## Records provided

━━━━━━━━━━━━━━━━━━━━

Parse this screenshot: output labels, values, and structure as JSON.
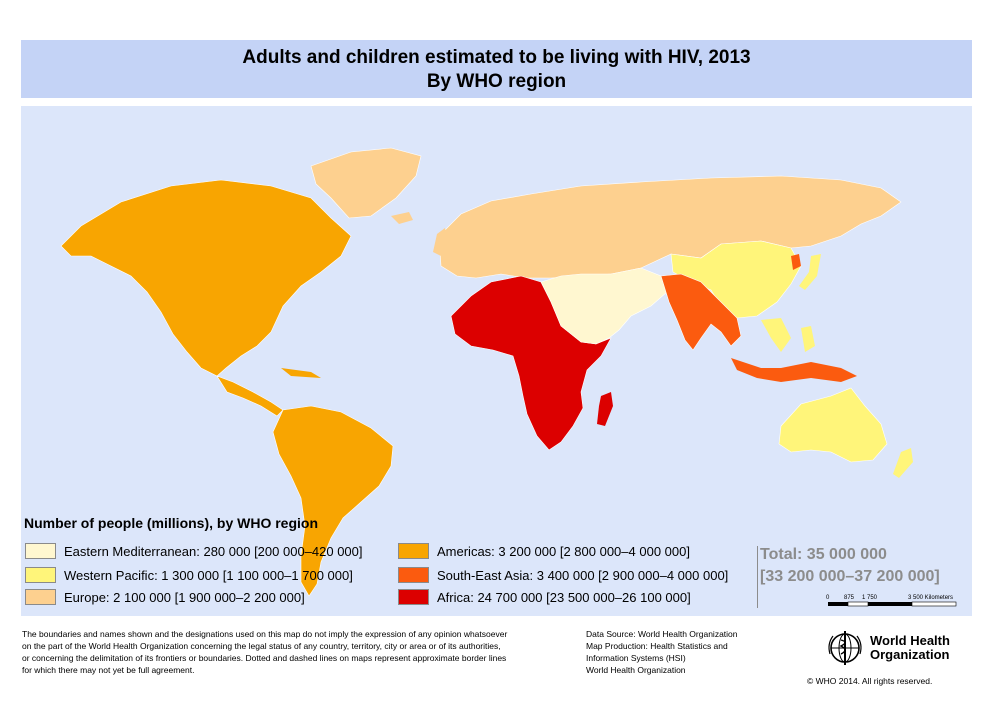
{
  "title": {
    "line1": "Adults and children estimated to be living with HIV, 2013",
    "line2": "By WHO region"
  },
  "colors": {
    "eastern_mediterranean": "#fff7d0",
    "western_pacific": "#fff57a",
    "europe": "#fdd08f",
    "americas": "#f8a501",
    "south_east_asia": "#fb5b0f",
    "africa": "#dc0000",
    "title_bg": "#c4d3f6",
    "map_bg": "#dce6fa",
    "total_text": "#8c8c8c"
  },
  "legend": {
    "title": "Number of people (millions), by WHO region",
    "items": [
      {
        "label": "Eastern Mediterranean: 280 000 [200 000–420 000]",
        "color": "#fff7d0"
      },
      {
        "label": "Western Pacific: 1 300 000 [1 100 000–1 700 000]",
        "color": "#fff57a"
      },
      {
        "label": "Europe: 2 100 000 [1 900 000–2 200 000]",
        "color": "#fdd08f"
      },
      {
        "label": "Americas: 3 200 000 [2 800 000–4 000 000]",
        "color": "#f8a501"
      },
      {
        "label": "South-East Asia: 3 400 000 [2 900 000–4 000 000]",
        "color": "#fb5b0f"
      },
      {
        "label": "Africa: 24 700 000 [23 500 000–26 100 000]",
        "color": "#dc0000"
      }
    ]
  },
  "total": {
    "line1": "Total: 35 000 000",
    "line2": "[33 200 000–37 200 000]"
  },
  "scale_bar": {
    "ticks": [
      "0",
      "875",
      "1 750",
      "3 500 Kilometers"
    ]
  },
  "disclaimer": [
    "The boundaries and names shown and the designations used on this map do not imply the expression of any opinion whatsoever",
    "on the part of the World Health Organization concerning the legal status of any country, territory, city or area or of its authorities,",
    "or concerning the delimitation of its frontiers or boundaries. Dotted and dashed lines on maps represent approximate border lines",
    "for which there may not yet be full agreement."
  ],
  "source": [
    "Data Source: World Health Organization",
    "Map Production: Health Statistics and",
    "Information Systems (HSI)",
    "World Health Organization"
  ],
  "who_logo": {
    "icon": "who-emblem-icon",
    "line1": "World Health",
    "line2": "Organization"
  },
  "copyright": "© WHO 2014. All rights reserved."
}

━━━━━━━━━━━━━━━━━━━━

## Task objective
Repeat all of the records verbatim, leaving out the pictures.

## Response to this exercise
Parse this screenshot: output labels, values, and structure as JSON.
{
  "title": {
    "line1": "Adults and children estimated to be living with HIV, 2013",
    "line2": "By WHO region"
  },
  "colors": {
    "eastern_mediterranean": "#fff7d0",
    "western_pacific": "#fff57a",
    "europe": "#fdd08f",
    "americas": "#f8a501",
    "south_east_asia": "#fb5b0f",
    "africa": "#dc0000",
    "title_bg": "#c4d3f6",
    "map_bg": "#dce6fa",
    "total_text": "#8c8c8c"
  },
  "legend": {
    "title": "Number of people (millions), by WHO region",
    "items": [
      {
        "label": "Eastern Mediterranean: 280 000 [200 000–420 000]",
        "color": "#fff7d0"
      },
      {
        "label": "Western Pacific: 1 300 000 [1 100 000–1 700 000]",
        "color": "#fff57a"
      },
      {
        "label": "Europe: 2 100 000 [1 900 000–2 200 000]",
        "color": "#fdd08f"
      },
      {
        "label": "Americas: 3 200 000 [2 800 000–4 000 000]",
        "color": "#f8a501"
      },
      {
        "label": "South-East Asia: 3 400 000 [2 900 000–4 000 000]",
        "color": "#fb5b0f"
      },
      {
        "label": "Africa: 24 700 000 [23 500 000–26 100 000]",
        "color": "#dc0000"
      }
    ]
  },
  "total": {
    "line1": "Total: 35 000 000",
    "line2": "[33 200 000–37 200 000]"
  },
  "scale_bar": {
    "ticks": [
      "0",
      "875",
      "1 750",
      "3 500 Kilometers"
    ]
  },
  "disclaimer": [
    "The boundaries and names shown and the designations used on this map do not imply the expression of any opinion whatsoever",
    "on the part of the World Health Organization concerning the legal status of any country, territory, city or area or of its authorities,",
    "or concerning the delimitation of its frontiers or boundaries. Dotted and dashed lines on maps represent approximate border lines",
    "for which there may not yet be full agreement."
  ],
  "source": [
    "Data Source: World Health Organization",
    "Map Production: Health Statistics and",
    "Information Systems (HSI)",
    "World Health Organization"
  ],
  "who_logo": {
    "icon": "who-emblem-icon",
    "line1": "World Health",
    "line2": "Organization"
  },
  "copyright": "© WHO 2014. All rights reserved."
}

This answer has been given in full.